## EXERCISE AIM
Output every line of the data exactly as it appears.

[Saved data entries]
------------------------

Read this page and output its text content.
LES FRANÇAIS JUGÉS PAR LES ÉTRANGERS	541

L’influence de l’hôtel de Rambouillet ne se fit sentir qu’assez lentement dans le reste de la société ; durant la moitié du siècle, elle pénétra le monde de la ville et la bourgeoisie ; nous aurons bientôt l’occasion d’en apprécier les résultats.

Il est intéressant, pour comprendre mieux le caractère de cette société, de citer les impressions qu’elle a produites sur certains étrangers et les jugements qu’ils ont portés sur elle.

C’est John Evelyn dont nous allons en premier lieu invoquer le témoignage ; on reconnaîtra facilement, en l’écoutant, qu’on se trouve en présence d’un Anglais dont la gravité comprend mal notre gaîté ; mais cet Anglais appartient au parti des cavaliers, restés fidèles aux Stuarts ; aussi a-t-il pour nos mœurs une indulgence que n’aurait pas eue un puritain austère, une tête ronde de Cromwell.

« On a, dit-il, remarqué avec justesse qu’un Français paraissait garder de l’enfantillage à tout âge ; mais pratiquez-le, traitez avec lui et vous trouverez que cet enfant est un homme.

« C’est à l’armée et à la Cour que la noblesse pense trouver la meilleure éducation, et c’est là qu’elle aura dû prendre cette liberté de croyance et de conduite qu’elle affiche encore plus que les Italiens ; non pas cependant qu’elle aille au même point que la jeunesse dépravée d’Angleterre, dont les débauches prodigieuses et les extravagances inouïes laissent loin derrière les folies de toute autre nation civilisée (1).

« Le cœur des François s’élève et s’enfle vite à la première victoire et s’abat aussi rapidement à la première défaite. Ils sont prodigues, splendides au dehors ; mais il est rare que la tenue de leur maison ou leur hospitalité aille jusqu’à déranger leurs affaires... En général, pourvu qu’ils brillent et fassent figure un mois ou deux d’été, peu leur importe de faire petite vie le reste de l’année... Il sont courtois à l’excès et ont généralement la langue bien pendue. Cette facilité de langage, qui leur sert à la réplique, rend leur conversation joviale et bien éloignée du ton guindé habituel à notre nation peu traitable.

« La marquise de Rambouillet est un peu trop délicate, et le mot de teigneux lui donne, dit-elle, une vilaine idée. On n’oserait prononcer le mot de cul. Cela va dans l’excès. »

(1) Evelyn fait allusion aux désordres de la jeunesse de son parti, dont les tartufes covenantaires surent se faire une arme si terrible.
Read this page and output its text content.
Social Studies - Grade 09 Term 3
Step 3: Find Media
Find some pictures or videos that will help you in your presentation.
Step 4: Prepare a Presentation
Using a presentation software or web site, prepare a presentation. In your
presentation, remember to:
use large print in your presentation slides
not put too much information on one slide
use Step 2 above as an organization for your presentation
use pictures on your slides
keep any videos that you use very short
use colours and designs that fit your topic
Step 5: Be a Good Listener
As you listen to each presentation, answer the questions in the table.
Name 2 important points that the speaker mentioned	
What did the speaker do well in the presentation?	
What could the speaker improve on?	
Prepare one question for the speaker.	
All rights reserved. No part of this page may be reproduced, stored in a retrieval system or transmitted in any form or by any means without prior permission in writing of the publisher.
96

------------------------

## FINAL ANSWER
Read this page and output its text content.
LES FRANÇAIS JUGÉS PAR LES ÉTRANGERS	541

L’influence de l’hôtel de Rambouillet ne se fit sentir qu’assez lentement dans le reste de la société ; durant la moitié du siècle, elle pénétra le monde de la ville et la bourgeoisie ; nous aurons bientôt l’occasion d’en apprécier les résultats.

Il est intéressant, pour comprendre mieux le caractère de cette société, de citer les impressions qu’elle a produites sur certains étrangers et les jugements qu’ils ont portés sur elle.

C’est John Evelyn dont nous allons en premier lieu invoquer le témoignage ; on reconnaîtra facilement, en l’écoutant, qu’on se trouve en présence d’un Anglais dont la gravité comprend mal notre gaîté ; mais cet Anglais appartient au parti des cavaliers, restés fidèles aux Stuarts ; aussi a-t-il pour nos mœurs une indulgence que n’aurait pas eue un puritain austère, une tête ronde de Cromwell.

« On a, dit-il, remarqué avec justesse qu’un Français paraissait garder de l’enfantillage à tout âge ; mais pratiquez-le, traitez avec lui et vous trouverez que cet enfant est un homme.

« C’est à l’armée et à la Cour que la noblesse pense trouver la meilleure éducation, et c’est là qu’elle aura dû prendre cette liberté de croyance et de conduite qu’elle affiche encore plus que les Italiens ; non pas cependant qu’elle aille au même point que la jeunesse dépravée d’Angleterre, dont les débauches prodigieuses et les extravagances inouïes laissent loin derrière les folies de toute autre nation civilisée (1).

« Le cœur des François s’élève et s’enfle vite à la première victoire et s’abat aussi rapidement à la première défaite. Ils sont prodigues, splendides au dehors ; mais il est rare que la tenue de leur maison ou leur hospitalité aille jusqu’à déranger leurs affaires... En général, pourvu qu’ils brillent et fassent figure un mois ou deux d’été, peu leur importe de faire petite vie le reste de l’année... Il sont courtois à l’excès et ont généralement la langue bien pendue. Cette facilité de langage, qui leur sert à la réplique, rend leur conversation joviale et bien éloignée du ton guindé habituel à notre nation peu traitable.

« La marquise de Rambouillet est un peu trop délicate, et le mot de teigneux lui donne, dit-elle, une vilaine idée. On n’oserait prononcer le mot de cul. Cela va dans l’excès. »

(1) Evelyn fait allusion aux désordres de la jeunesse de son parti, dont les tartufes covenantaires surent se faire une arme si terrible.
Read this page and output its text content.
Social Studies - Grade 09 Term 3
Step 3: Find Media
Find some pictures or videos that will help you in your presentation.
Step 4: Prepare a Presentation
Using a presentation software or web site, prepare a presentation. In your
presentation, remember to:
use large print in your presentation slides
not put too much information on one slide
use Step 2 above as an organization for your presentation
use pictures on your slides
keep any videos that you use very short
use colours and designs that fit your topic
Step 5: Be a Good Listener
As you listen to each presentation, answer the questions in the table.
Name 2 important points that the speaker mentioned	
What did the speaker do well in the presentation?	
What could the speaker improve on?	
Prepare one question for the speaker.	
All rights reserved. No part of this page may be reproduced, stored in a retrieval system or transmitted in any form or by any means without prior permission in writing of the publisher.
96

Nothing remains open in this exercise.